** begin Entries supplied **
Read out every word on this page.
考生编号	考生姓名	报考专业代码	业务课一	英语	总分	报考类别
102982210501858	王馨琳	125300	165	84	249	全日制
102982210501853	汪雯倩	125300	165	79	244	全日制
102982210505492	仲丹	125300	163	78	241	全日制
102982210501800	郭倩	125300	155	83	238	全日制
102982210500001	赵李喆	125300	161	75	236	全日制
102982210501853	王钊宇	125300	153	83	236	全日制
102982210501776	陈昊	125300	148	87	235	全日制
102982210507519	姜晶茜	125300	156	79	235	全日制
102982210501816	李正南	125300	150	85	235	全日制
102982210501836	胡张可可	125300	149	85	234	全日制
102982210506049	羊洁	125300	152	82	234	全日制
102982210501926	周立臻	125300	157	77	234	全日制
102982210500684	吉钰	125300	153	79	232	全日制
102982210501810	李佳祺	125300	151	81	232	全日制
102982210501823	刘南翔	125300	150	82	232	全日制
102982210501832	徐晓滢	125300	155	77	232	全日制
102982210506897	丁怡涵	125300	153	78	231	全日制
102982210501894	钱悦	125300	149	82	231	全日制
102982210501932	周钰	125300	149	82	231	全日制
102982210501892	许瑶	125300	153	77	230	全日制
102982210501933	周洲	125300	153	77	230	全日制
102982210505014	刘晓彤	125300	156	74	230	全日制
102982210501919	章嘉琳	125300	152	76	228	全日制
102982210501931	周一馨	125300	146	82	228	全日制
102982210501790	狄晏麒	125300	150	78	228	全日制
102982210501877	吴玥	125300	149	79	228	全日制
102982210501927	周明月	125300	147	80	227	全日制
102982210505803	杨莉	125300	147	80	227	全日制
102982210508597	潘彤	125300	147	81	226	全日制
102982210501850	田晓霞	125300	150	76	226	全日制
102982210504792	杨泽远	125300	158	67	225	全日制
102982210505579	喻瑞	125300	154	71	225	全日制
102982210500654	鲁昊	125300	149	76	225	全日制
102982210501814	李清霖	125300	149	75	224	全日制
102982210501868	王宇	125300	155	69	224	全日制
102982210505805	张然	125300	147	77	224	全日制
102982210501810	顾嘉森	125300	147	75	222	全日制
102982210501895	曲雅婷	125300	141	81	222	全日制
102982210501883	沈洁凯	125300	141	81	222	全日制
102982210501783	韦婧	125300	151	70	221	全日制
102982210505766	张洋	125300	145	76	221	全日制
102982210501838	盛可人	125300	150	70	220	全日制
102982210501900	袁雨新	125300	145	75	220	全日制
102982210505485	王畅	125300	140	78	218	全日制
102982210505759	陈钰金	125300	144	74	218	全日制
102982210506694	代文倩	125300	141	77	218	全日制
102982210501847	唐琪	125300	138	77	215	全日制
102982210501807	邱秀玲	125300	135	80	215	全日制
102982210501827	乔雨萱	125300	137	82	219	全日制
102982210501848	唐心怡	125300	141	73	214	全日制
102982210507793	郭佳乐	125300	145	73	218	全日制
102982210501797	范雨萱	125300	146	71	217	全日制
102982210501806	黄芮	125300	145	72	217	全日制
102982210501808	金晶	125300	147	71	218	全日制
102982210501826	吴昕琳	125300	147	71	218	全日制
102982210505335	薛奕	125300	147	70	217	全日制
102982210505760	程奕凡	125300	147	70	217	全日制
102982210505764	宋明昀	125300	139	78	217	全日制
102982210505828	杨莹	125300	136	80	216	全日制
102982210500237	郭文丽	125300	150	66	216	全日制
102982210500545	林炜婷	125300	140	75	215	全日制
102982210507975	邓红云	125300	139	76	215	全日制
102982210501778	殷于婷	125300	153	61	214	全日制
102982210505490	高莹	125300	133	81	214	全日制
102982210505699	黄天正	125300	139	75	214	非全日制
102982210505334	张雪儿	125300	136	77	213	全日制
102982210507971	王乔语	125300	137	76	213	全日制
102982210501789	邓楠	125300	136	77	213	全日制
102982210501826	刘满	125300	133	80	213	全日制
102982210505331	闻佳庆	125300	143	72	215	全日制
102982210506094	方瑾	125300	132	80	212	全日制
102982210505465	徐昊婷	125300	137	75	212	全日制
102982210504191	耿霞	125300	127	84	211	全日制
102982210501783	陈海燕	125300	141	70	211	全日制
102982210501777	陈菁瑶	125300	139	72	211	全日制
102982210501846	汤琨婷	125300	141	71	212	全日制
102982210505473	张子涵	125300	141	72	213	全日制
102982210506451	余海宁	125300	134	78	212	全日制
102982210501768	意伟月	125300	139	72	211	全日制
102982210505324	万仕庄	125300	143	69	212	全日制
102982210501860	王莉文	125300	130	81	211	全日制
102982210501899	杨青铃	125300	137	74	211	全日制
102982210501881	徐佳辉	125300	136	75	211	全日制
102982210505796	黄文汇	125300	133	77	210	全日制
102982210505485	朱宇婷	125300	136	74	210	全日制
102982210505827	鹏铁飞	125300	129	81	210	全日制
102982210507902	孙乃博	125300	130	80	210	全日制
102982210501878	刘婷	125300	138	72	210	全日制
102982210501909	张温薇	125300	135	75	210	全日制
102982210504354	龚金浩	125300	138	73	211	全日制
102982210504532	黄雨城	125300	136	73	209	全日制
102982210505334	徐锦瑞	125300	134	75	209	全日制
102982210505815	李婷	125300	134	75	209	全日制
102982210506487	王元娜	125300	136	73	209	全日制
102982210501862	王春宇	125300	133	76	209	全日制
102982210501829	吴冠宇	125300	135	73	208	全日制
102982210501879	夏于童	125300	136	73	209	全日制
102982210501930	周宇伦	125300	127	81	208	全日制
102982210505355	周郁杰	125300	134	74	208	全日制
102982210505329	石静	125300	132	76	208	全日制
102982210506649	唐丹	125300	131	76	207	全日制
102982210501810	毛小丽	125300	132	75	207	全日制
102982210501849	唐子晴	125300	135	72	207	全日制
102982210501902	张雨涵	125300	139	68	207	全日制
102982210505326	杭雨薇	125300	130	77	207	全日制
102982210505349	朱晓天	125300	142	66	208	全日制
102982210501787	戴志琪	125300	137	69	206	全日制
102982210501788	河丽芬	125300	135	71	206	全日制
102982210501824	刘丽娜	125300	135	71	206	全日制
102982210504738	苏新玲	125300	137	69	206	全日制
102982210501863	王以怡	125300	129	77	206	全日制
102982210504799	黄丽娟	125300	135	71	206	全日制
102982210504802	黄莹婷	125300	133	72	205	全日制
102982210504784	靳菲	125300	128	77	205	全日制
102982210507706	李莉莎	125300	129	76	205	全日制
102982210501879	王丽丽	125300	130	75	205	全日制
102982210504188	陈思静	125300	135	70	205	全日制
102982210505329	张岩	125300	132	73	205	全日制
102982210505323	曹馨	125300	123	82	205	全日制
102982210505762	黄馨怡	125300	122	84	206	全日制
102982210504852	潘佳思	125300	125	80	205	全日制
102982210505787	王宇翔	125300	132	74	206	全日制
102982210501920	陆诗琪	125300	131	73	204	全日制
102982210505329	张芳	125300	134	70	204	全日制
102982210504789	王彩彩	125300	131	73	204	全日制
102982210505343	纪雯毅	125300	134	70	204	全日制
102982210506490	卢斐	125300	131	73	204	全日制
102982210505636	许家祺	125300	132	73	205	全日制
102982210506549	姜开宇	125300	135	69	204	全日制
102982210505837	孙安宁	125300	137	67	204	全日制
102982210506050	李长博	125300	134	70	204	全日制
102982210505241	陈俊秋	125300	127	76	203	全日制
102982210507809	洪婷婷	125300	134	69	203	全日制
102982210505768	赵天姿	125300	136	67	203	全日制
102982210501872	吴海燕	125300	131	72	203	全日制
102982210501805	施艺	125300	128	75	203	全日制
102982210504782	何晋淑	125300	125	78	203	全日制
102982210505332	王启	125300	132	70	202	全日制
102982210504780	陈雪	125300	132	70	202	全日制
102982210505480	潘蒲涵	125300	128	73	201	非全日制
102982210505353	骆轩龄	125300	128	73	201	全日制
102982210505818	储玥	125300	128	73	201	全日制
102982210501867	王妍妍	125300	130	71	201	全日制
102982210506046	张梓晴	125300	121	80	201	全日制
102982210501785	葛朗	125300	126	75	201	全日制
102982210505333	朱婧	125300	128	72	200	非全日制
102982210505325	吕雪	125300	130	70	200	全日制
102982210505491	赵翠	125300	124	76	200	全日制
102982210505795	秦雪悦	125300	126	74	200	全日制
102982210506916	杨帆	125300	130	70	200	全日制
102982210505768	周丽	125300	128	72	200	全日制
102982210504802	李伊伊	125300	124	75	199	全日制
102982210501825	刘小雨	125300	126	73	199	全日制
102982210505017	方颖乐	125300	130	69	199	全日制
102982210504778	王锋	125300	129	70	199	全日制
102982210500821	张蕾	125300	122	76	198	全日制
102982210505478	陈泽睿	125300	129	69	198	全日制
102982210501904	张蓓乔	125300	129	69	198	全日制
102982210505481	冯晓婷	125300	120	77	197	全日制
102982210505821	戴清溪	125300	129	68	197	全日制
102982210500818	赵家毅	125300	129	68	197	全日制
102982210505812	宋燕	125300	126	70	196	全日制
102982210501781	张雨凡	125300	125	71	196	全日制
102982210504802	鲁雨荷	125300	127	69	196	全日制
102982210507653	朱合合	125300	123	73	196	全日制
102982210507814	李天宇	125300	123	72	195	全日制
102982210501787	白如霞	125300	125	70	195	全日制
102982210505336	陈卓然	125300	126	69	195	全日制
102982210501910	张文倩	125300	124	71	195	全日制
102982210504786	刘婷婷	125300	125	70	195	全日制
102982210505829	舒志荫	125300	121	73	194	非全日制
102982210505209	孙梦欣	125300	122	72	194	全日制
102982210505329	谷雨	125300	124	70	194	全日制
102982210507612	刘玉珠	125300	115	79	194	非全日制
** end Entries supplied **
### Exercise task
State the count of lines holding the string "非全日制" in the listing above, and nothing else.

### Finished exercise
5